WHAT TO DO: Transcribe the entries below exactly.
---*---
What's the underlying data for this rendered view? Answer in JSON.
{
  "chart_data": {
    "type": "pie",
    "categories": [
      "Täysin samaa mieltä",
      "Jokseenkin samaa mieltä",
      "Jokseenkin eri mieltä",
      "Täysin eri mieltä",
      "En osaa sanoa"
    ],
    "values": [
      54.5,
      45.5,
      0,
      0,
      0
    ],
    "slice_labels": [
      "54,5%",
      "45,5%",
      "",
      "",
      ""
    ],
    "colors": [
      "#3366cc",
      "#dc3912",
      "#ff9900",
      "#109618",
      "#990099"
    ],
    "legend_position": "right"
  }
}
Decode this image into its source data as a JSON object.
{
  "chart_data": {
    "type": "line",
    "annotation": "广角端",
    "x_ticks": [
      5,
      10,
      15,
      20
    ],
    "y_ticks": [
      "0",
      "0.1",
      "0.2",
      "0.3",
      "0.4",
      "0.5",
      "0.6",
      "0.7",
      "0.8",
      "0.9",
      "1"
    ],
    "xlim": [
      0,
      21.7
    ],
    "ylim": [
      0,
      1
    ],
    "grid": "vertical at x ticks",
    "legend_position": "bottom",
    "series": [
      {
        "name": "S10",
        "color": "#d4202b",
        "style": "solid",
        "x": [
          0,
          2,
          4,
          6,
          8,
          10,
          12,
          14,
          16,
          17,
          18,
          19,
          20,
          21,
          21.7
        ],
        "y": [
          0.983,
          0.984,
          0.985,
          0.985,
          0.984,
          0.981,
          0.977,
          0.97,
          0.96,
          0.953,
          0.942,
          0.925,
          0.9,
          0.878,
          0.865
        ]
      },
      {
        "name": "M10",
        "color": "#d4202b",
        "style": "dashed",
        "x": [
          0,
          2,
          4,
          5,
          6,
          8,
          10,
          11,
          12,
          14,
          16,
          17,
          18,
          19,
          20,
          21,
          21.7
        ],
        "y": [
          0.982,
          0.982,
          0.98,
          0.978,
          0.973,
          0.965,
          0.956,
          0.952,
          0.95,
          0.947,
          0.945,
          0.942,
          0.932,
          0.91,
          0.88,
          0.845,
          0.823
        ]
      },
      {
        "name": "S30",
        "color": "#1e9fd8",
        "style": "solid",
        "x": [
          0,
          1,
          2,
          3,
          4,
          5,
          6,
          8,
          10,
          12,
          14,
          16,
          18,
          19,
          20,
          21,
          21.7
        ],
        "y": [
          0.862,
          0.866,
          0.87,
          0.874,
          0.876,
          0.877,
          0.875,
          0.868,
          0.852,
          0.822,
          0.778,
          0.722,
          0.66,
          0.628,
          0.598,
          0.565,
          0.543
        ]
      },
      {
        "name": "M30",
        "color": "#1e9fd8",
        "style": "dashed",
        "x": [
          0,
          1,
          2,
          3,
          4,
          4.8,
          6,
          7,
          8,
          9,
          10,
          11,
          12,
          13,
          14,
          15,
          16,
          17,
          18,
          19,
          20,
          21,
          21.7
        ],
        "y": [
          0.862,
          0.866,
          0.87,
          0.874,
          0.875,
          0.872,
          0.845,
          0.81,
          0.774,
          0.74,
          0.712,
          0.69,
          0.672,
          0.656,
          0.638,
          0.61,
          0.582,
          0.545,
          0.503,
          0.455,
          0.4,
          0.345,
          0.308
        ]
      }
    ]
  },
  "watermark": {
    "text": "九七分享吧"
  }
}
---*---
WORKED ANSWER:
What's the underlying data for this rendered view? Answer in JSON.
{
  "chart_data": {
    "type": "pie",
    "categories": [
      "Täysin samaa mieltä",
      "Jokseenkin samaa mieltä",
      "Jokseenkin eri mieltä",
      "Täysin eri mieltä",
      "En osaa sanoa"
    ],
    "values": [
      54.5,
      45.5,
      0,
      0,
      0
    ],
    "slice_labels": [
      "54,5%",
      "45,5%",
      "",
      "",
      ""
    ],
    "colors": [
      "#3366cc",
      "#dc3912",
      "#ff9900",
      "#109618",
      "#990099"
    ],
    "legend_position": "right"
  }
}
Decode this image into its source data as a JSON object.
{
  "chart_data": {
    "type": "line",
    "annotation": "广角端",
    "x_ticks": [
      5,
      10,
      15,
      20
    ],
    "y_ticks": [
      "0",
      "0.1",
      "0.2",
      "0.3",
      "0.4",
      "0.5",
      "0.6",
      "0.7",
      "0.8",
      "0.9",
      "1"
    ],
    "xlim": [
      0,
      21.7
    ],
    "ylim": [
      0,
      1
    ],
    "grid": "vertical at x ticks",
    "legend_position": "bottom",
    "series": [
      {
        "name": "S10",
        "color": "#d4202b",
        "style": "solid",
        "x": [
          0,
          2,
          4,
          6,
          8,
          10,
          12,
          14,
          16,
          17,
          18,
          19,
          20,
          21,
          21.7
        ],
        "y": [
          0.983,
          0.984,
          0.985,
          0.985,
          0.984,
          0.981,
          0.977,
          0.97,
          0.96,
          0.953,
          0.942,
          0.925,
          0.9,
          0.878,
          0.865
        ]
      },
      {
        "name": "M10",
        "color": "#d4202b",
        "style": "dashed",
        "x": [
          0,
          2,
          4,
          5,
          6,
          8,
          10,
          11,
          12,
          14,
          16,
          17,
          18,
          19,
          20,
          21,
          21.7
        ],
        "y": [
          0.982,
          0.982,
          0.98,
          0.978,
          0.973,
          0.965,
          0.956,
          0.952,
          0.95,
          0.947,
          0.945,
          0.942,
          0.932,
          0.91,
          0.88,
          0.845,
          0.823
        ]
      },
      {
        "name": "S30",
        "color": "#1e9fd8",
        "style": "solid",
        "x": [
          0,
          1,
          2,
          3,
          4,
          5,
          6,
          8,
          10,
          12,
          14,
          16,
          18,
          19,
          20,
          21,
          21.7
        ],
        "y": [
          0.862,
          0.866,
          0.87,
          0.874,
          0.876,
          0.877,
          0.875,
          0.868,
          0.852,
          0.822,
          0.778,
          0.722,
          0.66,
          0.628,
          0.598,
          0.565,
          0.543
        ]
      },
      {
        "name": "M30",
        "color": "#1e9fd8",
        "style": "dashed",
        "x": [
          0,
          1,
          2,
          3,
          4,
          4.8,
          6,
          7,
          8,
          9,
          10,
          11,
          12,
          13,
          14,
          15,
          16,
          17,
          18,
          19,
          20,
          21,
          21.7
        ],
        "y": [
          0.862,
          0.866,
          0.87,
          0.874,
          0.875,
          0.872,
          0.845,
          0.81,
          0.774,
          0.74,
          0.712,
          0.69,
          0.672,
          0.656,
          0.638,
          0.61,
          0.582,
          0.545,
          0.503,
          0.455,
          0.4,
          0.345,
          0.308
        ]
      }
    ]
  },
  "watermark": {
    "text": "九七分享吧"
  }
}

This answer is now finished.